Repeat all the records exactly, omitting pictures.

#### GIVEN INFORMATION:
***
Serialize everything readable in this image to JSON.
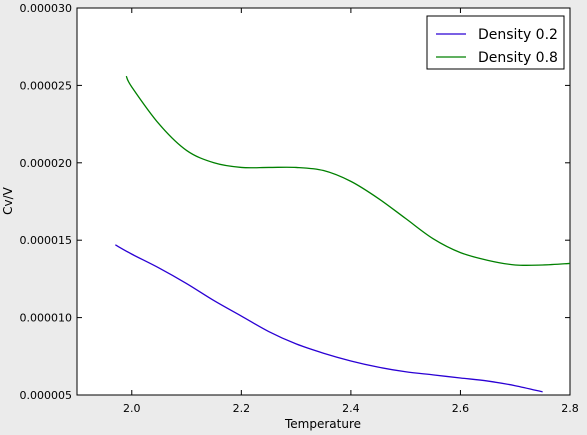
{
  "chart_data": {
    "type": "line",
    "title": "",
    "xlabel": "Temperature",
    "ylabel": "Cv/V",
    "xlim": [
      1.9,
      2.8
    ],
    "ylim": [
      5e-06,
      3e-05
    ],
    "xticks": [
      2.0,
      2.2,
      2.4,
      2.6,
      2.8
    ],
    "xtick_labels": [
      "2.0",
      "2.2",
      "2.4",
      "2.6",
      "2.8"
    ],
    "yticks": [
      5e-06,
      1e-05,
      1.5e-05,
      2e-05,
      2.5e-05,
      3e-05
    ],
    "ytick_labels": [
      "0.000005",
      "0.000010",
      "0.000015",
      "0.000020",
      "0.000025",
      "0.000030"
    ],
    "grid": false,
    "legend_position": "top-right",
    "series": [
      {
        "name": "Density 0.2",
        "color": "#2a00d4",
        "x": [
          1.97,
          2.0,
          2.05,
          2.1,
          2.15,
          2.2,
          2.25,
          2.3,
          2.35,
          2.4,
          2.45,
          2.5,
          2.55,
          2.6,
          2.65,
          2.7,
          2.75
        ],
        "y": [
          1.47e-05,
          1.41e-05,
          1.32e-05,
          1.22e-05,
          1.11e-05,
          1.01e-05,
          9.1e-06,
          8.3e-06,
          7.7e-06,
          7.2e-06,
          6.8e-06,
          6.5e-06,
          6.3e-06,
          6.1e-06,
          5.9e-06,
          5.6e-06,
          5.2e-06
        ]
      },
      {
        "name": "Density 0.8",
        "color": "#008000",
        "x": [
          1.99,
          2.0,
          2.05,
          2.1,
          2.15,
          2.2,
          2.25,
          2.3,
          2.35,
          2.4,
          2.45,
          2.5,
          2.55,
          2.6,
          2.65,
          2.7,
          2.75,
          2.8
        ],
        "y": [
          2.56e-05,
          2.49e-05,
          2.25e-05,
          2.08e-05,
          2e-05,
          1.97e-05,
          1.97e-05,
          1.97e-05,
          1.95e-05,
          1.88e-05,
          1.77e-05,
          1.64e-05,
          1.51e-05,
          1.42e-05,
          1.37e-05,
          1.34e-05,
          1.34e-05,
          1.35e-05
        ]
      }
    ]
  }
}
***
#### WRITTEN SOLUTION:
Serialize everything readable in this image to JSON.
{
  "chart_data": {
    "type": "line",
    "title": "",
    "xlabel": "Temperature",
    "ylabel": "Cv/V",
    "xlim": [
      1.9,
      2.8
    ],
    "ylim": [
      5e-06,
      3e-05
    ],
    "xticks": [
      2.0,
      2.2,
      2.4,
      2.6,
      2.8
    ],
    "xtick_labels": [
      "2.0",
      "2.2",
      "2.4",
      "2.6",
      "2.8"
    ],
    "yticks": [
      5e-06,
      1e-05,
      1.5e-05,
      2e-05,
      2.5e-05,
      3e-05
    ],
    "ytick_labels": [
      "0.000005",
      "0.000010",
      "0.000015",
      "0.000020",
      "0.000025",
      "0.000030"
    ],
    "grid": false,
    "legend_position": "top-right",
    "series": [
      {
        "name": "Density 0.2",
        "color": "#2a00d4",
        "x": [
          1.97,
          2.0,
          2.05,
          2.1,
          2.15,
          2.2,
          2.25,
          2.3,
          2.35,
          2.4,
          2.45,
          2.5,
          2.55,
          2.6,
          2.65,
          2.7,
          2.75
        ],
        "y": [
          1.47e-05,
          1.41e-05,
          1.32e-05,
          1.22e-05,
          1.11e-05,
          1.01e-05,
          9.1e-06,
          8.3e-06,
          7.7e-06,
          7.2e-06,
          6.8e-06,
          6.5e-06,
          6.3e-06,
          6.1e-06,
          5.9e-06,
          5.6e-06,
          5.2e-06
        ]
      },
      {
        "name": "Density 0.8",
        "color": "#008000",
        "x": [
          1.99,
          2.0,
          2.05,
          2.1,
          2.15,
          2.2,
          2.25,
          2.3,
          2.35,
          2.4,
          2.45,
          2.5,
          2.55,
          2.6,
          2.65,
          2.7,
          2.75,
          2.8
        ],
        "y": [
          2.56e-05,
          2.49e-05,
          2.25e-05,
          2.08e-05,
          2e-05,
          1.97e-05,
          1.97e-05,
          1.97e-05,
          1.95e-05,
          1.88e-05,
          1.77e-05,
          1.64e-05,
          1.51e-05,
          1.42e-05,
          1.37e-05,
          1.34e-05,
          1.34e-05,
          1.35e-05
        ]
      }
    ]
  }
}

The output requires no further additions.